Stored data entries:

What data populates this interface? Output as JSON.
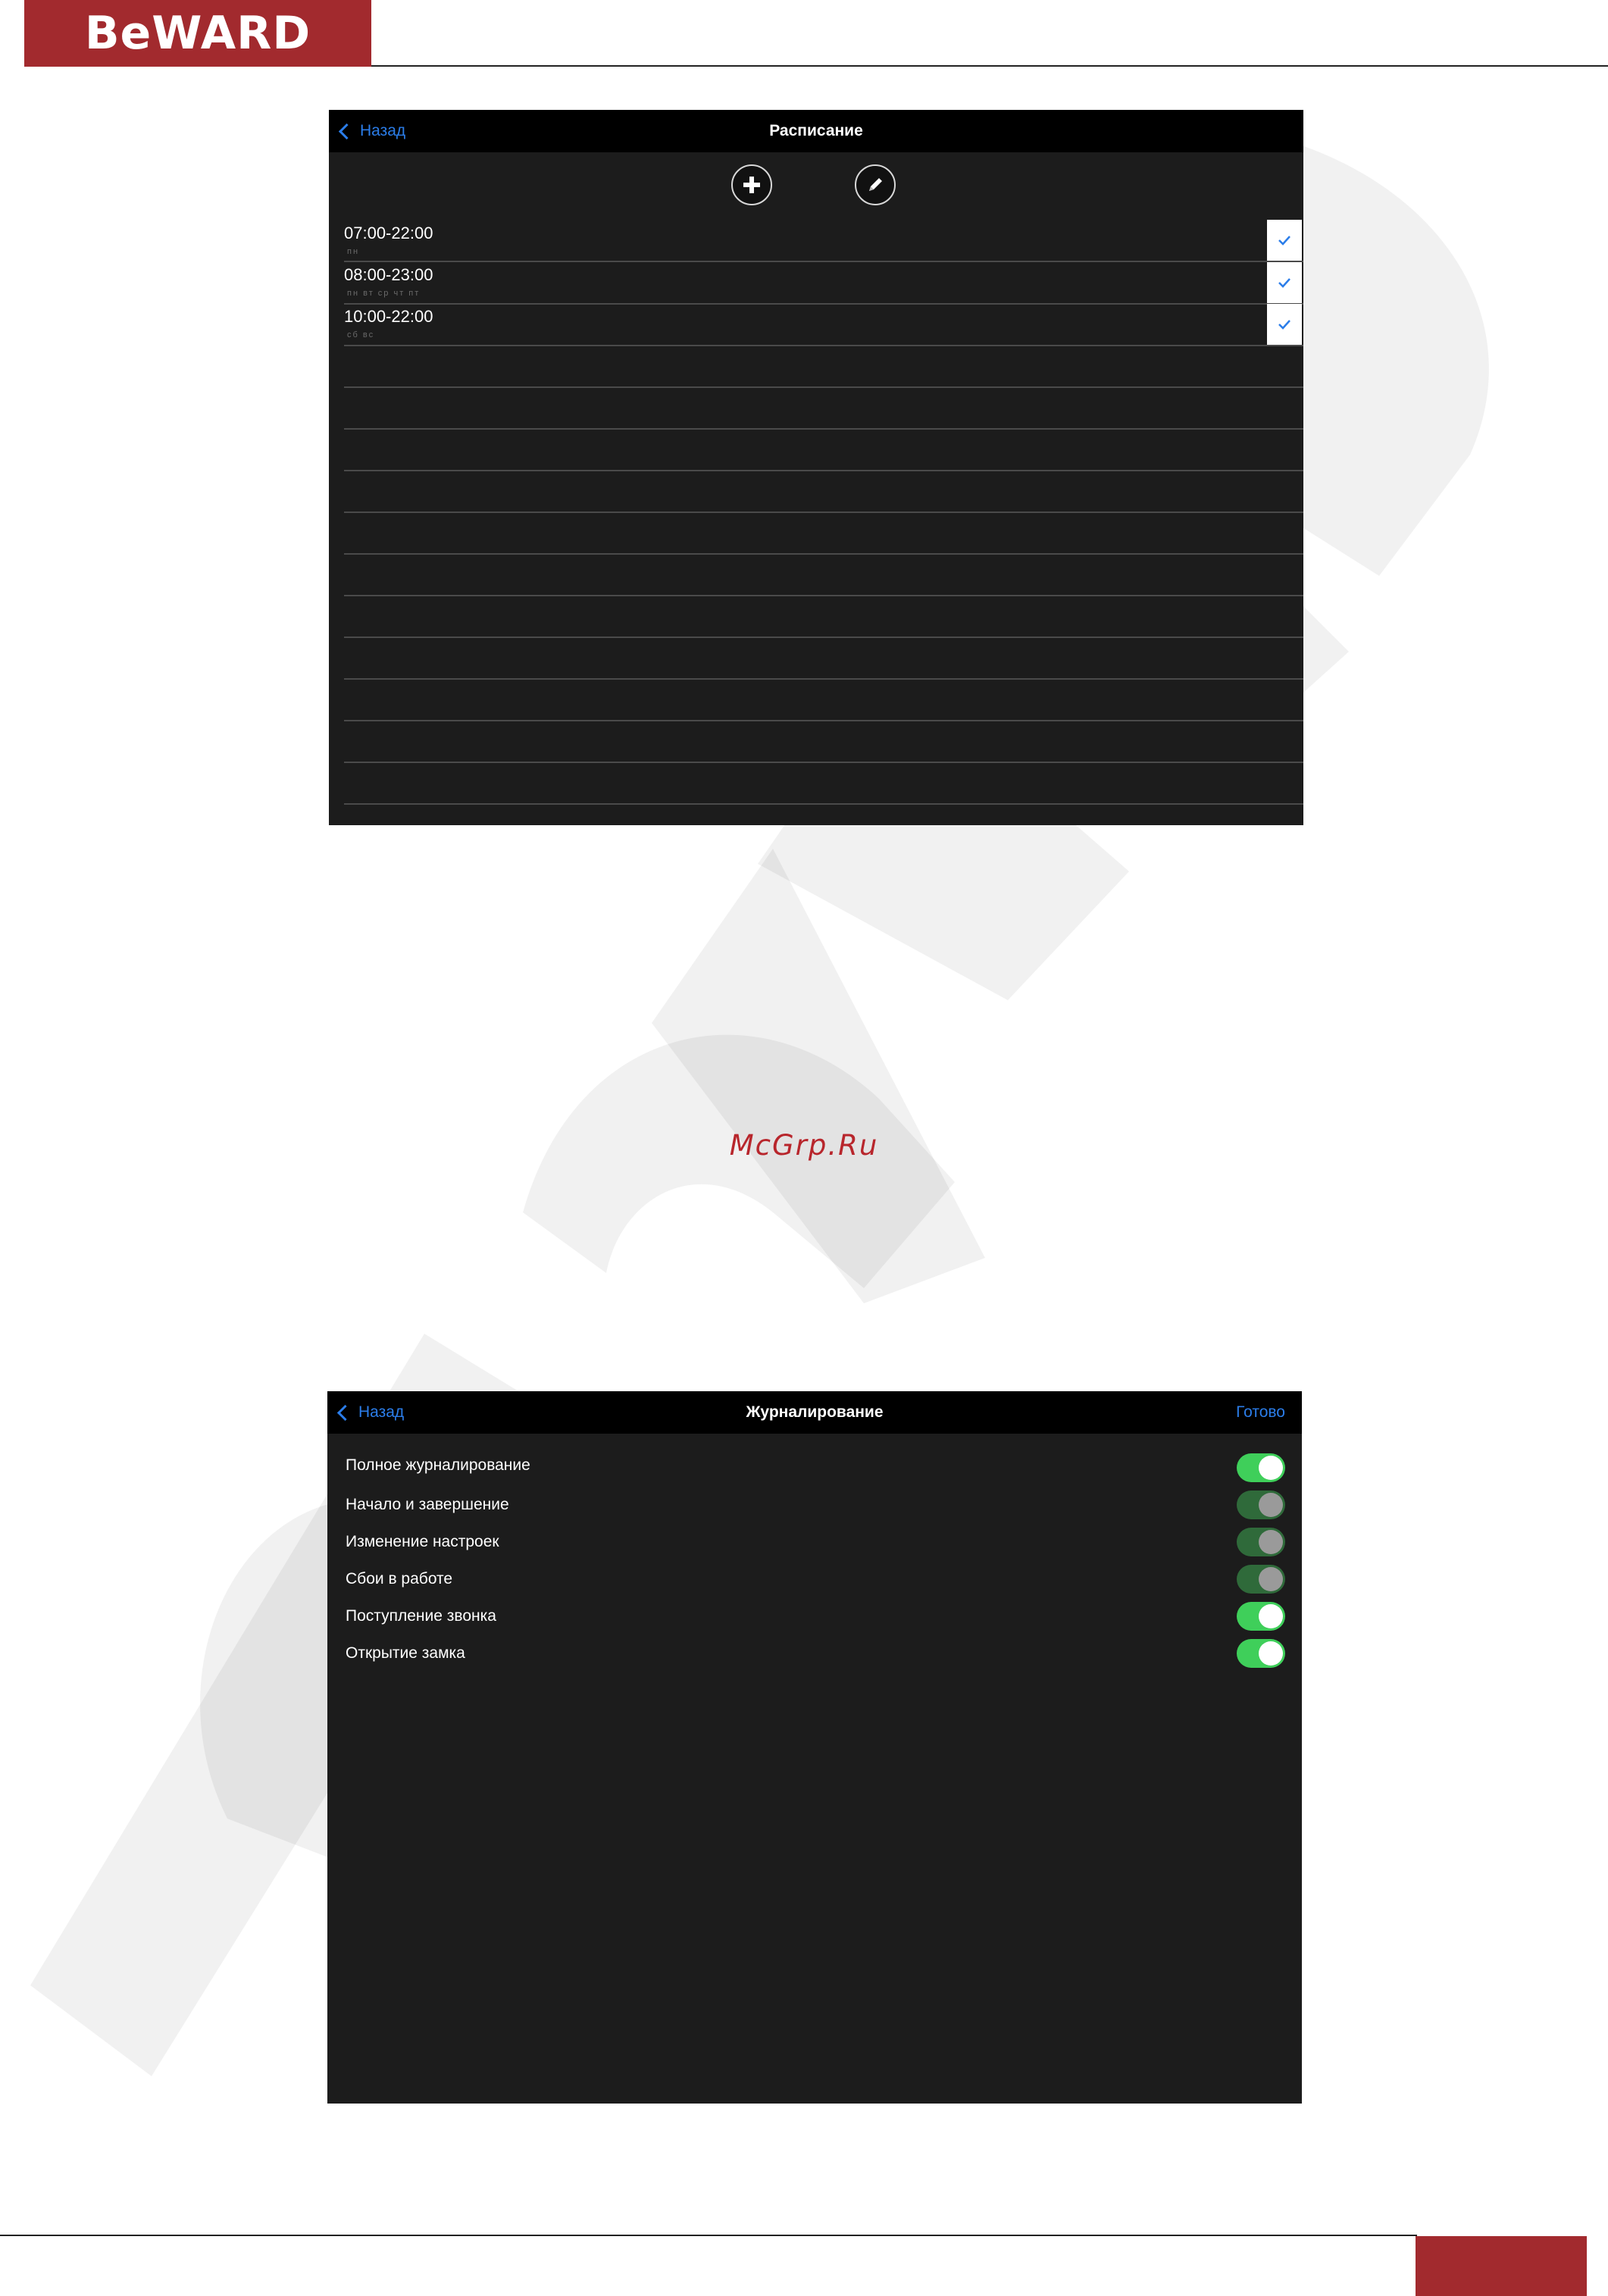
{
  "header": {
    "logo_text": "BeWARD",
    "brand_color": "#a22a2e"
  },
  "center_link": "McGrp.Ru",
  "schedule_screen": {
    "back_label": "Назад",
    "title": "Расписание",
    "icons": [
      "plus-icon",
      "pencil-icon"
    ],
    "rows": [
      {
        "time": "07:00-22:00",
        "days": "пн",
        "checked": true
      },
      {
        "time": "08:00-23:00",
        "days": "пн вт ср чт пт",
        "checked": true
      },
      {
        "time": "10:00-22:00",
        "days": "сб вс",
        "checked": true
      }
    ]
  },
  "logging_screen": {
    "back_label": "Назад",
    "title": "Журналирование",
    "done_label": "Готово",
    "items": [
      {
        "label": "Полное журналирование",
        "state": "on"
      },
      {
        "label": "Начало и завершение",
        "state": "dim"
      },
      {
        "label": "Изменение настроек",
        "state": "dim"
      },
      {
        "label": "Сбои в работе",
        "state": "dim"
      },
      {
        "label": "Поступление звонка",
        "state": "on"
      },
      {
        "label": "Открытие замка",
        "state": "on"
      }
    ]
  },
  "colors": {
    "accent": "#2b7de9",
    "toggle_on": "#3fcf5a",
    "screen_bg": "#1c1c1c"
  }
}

SET PROBLEM >> Quote the material in full and exactly; do not carry over its pictures.

RESPONSE TO THE TASK >>
What data populates this interface? Output as JSON.
{
  "header": {
    "logo_text": "BeWARD",
    "brand_color": "#a22a2e"
  },
  "center_link": "McGrp.Ru",
  "schedule_screen": {
    "back_label": "Назад",
    "title": "Расписание",
    "icons": [
      "plus-icon",
      "pencil-icon"
    ],
    "rows": [
      {
        "time": "07:00-22:00",
        "days": "пн",
        "checked": true
      },
      {
        "time": "08:00-23:00",
        "days": "пн вт ср чт пт",
        "checked": true
      },
      {
        "time": "10:00-22:00",
        "days": "сб вс",
        "checked": true
      }
    ]
  },
  "logging_screen": {
    "back_label": "Назад",
    "title": "Журналирование",
    "done_label": "Готово",
    "items": [
      {
        "label": "Полное журналирование",
        "state": "on"
      },
      {
        "label": "Начало и завершение",
        "state": "dim"
      },
      {
        "label": "Изменение настроек",
        "state": "dim"
      },
      {
        "label": "Сбои в работе",
        "state": "dim"
      },
      {
        "label": "Поступление звонка",
        "state": "on"
      },
      {
        "label": "Открытие замка",
        "state": "on"
      }
    ]
  },
  "colors": {
    "accent": "#2b7de9",
    "toggle_on": "#3fcf5a",
    "screen_bg": "#1c1c1c"
  }
}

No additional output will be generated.